Start Extracted material

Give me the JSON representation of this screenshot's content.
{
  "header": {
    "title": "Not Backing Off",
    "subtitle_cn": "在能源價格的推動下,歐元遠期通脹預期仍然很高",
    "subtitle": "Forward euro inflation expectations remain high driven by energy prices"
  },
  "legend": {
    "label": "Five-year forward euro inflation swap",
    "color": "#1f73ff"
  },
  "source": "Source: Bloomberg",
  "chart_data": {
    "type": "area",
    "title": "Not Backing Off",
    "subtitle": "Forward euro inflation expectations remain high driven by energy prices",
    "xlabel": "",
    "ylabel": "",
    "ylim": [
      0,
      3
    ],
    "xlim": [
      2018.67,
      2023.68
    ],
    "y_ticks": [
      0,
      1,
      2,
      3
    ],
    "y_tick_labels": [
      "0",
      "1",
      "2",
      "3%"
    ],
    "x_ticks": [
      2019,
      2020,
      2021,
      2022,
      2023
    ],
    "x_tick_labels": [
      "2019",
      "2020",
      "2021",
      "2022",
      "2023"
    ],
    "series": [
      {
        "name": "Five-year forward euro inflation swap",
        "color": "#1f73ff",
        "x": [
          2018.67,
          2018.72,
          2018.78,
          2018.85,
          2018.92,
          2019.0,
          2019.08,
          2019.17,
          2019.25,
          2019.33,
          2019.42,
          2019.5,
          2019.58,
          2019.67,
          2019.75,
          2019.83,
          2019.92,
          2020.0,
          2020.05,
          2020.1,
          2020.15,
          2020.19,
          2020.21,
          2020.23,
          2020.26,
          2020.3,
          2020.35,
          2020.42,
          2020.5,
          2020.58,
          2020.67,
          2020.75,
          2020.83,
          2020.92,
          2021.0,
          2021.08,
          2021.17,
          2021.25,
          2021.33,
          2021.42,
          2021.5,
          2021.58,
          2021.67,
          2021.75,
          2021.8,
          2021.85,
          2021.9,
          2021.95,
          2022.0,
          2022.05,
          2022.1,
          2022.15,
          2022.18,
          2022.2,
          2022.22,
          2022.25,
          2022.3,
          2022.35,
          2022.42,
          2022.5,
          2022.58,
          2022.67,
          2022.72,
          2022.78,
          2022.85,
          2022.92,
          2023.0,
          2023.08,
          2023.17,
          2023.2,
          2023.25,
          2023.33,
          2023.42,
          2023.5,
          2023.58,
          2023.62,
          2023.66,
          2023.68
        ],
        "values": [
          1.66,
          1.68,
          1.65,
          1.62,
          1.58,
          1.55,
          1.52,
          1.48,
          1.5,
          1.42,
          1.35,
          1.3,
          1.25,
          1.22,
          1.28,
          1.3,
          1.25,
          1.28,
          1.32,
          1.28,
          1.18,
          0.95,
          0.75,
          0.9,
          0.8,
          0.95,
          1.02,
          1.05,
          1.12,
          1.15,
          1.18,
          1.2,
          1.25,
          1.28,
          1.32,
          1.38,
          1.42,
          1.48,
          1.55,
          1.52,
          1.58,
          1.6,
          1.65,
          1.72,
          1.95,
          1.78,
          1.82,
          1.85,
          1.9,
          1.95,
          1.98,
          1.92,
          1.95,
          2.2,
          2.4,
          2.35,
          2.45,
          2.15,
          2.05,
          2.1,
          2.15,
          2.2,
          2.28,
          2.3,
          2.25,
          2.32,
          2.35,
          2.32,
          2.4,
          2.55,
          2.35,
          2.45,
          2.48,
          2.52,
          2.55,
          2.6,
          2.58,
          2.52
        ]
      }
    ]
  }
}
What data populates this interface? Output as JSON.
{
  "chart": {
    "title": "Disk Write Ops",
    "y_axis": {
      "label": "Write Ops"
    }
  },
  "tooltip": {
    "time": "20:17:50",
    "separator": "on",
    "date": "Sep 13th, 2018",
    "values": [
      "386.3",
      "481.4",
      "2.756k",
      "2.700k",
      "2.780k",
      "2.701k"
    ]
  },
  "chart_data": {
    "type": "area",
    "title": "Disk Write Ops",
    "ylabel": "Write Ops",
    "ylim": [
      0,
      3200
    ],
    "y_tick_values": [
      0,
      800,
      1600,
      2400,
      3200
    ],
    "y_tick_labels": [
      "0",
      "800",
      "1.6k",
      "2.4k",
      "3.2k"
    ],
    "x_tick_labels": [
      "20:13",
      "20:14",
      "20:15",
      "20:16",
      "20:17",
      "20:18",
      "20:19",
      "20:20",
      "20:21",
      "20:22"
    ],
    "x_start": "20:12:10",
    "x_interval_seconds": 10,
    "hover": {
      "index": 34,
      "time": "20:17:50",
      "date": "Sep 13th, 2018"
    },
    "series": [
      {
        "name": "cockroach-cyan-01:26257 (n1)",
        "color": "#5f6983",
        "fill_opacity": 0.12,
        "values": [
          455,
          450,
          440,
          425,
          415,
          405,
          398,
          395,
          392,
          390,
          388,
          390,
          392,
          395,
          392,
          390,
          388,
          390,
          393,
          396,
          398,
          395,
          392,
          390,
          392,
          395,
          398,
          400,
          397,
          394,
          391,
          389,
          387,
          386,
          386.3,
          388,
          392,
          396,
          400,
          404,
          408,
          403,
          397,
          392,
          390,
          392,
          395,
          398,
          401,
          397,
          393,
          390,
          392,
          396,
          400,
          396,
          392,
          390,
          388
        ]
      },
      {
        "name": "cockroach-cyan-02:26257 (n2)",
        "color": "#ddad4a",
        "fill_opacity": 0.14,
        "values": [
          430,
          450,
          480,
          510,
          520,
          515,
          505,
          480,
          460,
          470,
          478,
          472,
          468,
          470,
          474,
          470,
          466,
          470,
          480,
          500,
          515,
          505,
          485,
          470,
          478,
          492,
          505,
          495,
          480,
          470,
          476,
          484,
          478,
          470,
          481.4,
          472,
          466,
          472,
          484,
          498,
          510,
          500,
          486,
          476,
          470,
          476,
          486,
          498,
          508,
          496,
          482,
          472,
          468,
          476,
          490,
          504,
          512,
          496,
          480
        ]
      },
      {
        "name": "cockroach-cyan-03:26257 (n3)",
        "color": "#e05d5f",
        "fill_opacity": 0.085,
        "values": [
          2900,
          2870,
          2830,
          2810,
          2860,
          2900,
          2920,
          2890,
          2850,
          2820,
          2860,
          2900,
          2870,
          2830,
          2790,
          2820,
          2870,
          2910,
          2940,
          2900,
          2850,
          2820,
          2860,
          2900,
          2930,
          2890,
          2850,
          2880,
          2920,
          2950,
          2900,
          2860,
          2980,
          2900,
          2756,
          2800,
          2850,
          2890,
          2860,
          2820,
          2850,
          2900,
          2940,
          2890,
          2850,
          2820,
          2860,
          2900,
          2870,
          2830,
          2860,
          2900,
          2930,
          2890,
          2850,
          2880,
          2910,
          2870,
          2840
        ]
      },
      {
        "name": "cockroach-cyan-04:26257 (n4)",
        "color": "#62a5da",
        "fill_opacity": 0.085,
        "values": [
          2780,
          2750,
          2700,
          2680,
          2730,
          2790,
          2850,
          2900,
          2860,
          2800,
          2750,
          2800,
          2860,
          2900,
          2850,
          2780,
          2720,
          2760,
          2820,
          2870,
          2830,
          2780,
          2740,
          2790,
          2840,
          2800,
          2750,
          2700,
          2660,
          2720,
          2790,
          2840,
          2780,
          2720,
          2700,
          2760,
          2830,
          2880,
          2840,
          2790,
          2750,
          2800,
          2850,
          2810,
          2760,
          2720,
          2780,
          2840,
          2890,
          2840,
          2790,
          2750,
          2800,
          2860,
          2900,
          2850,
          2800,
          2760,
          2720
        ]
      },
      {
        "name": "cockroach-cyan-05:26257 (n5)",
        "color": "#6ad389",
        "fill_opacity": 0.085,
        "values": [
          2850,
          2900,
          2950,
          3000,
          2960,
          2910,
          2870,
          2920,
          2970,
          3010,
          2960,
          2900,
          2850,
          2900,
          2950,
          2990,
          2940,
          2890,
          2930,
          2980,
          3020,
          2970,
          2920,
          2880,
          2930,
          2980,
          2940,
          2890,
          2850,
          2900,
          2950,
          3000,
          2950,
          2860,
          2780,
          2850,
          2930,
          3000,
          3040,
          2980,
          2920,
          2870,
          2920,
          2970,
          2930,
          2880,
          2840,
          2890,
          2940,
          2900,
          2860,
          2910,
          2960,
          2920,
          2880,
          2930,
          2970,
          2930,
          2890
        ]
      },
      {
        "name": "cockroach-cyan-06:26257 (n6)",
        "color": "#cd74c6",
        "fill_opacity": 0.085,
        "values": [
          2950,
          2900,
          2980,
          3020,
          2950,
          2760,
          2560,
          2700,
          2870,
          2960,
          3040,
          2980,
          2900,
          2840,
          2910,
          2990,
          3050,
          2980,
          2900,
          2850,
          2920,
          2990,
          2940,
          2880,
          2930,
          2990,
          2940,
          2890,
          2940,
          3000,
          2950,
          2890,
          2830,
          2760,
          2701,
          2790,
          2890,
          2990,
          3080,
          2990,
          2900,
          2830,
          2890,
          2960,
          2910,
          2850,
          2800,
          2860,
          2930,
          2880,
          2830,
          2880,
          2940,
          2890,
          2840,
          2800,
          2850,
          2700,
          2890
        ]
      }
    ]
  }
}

End Extracted material

Copy every line of the entries above in which "euro" occurs.

    "subtitle": "Forward euro inflation expectations remain high driven by energy prices"
    "label": "Five-year forward euro inflation swap",
    "subtitle": "Forward euro inflation expectations remain high driven by energy prices",
        "name": "Five-year forward euro inflation swap",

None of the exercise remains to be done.